Texto fornecido:
------------
Por Francisco Alves dos Santos Júnior
Na sentença abaixo, debate-se a respeito de Banco Oficial que financia um imóvel para uma Particular e contrata uma Seguradora, cujo prêmio de seguro é pago por essa Particular, mas que, posteriormente, constata-se que o contrato de seguro não cobre danos detectados no imóvel, situação essa que implica na responsabilização do Banco Oficial pela restauração desse imóvel.
Discute-se também a respeito da verba honorária, quando a causa é patrocinada pela Defensoria Pública da União.
Boa leitura.
PODER
JUDICIÁRIO
JUSTIÇA
FEDERAL DE PRIMEIRA INSTÂNCIA
Seção
Judiciária de Pernambuco
2ª VARA
Juiz Federal: Francisco Alves dos Santos Júnior
Processo nº 0013924-48.2011.4.05.8300 Classe: 29 - AÇÃO ORDINÁRIA
AUTOR:
M. M. DA S.
Defensor Publico
Da União: Ana Carolina C Erhardt
RÉU: CAIXA ECONÔMICA FEDERAL - CAIXA E OUTRO
Advogado:
L C. P., OAB/PE nº .
Registro nº
Certifico que eu,
___________________, registrei esta Sentença às fls. ____________.
Recife,
____/____/20___
Sentença tipo A
Ementa: - SISTEMA FINANCEIRO DA HABITAÇÃO.
IMÓVEL COM DEFEITO. RESTAURAÇÃO. RESPONSABILIDADE.
-Contrato de seguro, firmado pela Caixa Econômica Federal-CEF com a C. Seguros S/A, sem
cobertura para o problema, afasta-se esta do polo passivo e aquela responde
perante a Mutuária.
-Procedência.
Vistos, etc.
------------
Dados fornecidos:
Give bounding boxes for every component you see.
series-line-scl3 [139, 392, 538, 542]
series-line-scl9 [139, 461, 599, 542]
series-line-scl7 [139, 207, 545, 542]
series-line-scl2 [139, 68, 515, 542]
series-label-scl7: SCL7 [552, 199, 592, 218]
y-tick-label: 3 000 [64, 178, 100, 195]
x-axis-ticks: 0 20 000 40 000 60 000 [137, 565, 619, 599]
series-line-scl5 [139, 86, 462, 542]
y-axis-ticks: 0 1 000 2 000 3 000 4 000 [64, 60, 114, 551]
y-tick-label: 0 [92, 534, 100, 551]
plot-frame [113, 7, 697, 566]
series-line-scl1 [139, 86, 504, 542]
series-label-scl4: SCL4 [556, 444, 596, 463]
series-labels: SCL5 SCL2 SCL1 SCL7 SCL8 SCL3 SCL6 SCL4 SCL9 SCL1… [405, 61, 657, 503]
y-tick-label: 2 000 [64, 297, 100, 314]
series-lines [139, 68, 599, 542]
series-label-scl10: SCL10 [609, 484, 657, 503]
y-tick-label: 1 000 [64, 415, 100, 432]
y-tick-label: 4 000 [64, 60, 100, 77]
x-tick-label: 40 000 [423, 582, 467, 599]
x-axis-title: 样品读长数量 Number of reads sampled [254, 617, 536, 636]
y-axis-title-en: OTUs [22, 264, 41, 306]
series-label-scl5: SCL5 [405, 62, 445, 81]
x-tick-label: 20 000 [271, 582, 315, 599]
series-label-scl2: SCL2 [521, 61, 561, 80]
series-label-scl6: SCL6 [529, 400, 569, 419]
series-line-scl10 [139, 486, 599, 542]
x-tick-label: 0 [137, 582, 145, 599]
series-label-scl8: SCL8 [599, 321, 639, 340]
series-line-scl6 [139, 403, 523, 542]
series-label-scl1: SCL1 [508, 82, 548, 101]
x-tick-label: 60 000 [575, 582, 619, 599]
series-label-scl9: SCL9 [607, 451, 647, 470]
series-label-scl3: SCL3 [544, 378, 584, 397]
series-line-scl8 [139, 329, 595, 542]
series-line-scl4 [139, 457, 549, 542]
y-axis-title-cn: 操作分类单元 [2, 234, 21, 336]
------------
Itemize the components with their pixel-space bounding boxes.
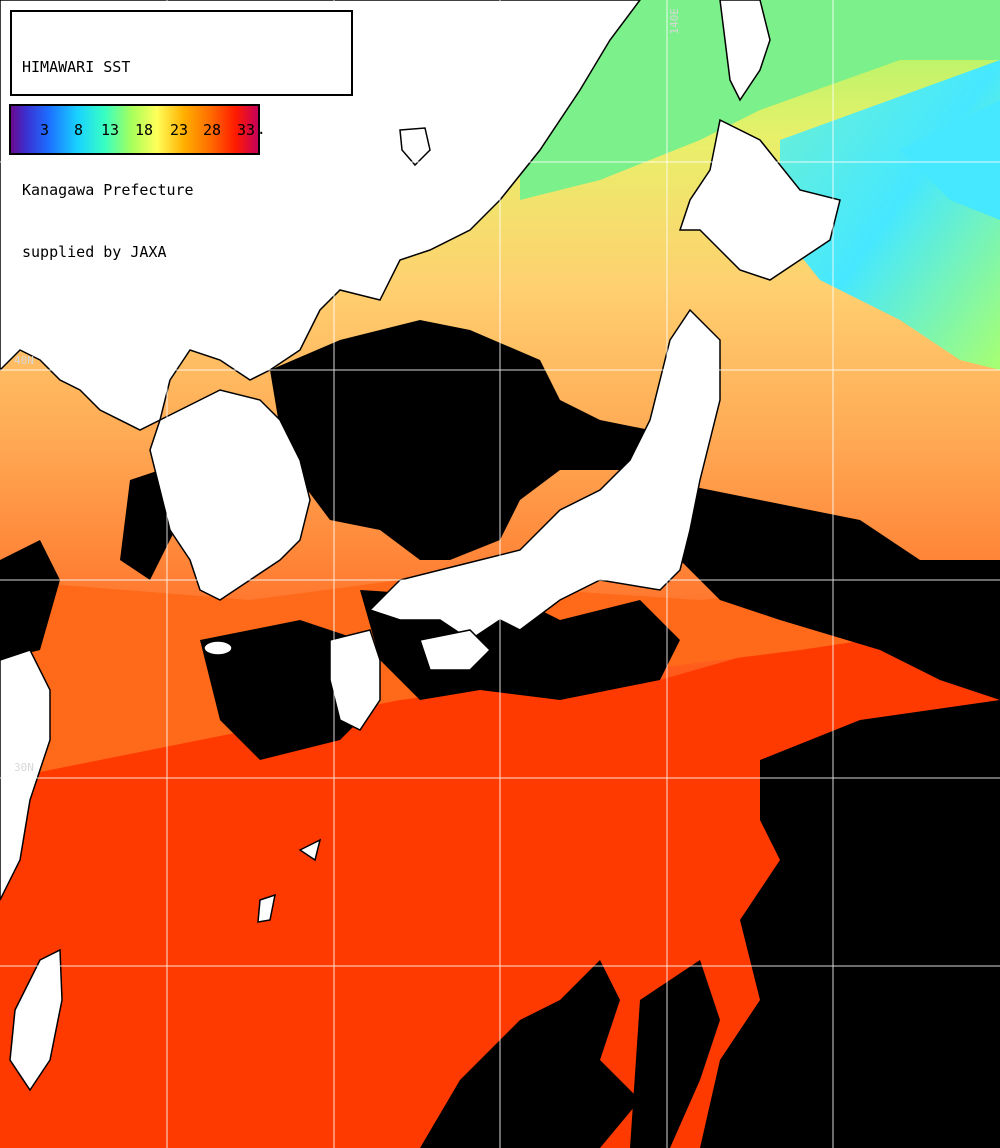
------------
Suas tarefas:
1. De acordo com o texto fornecido, em qual seção judiciária corre o processo?
2. Por favor, liste os termos escritos em letras maiúsculas na ementa do texto fornecido.
As entradas não têm nenhum papel nesta atividade.

Soluções:
1. Na Seção Judiciária de Pernambuco.

2. SISTEMA FINANCEIRO DA HABITAÇÃO; IMÓVEL COM DEFEITO; RESTAURAÇÃO; RESPONSABILIDADE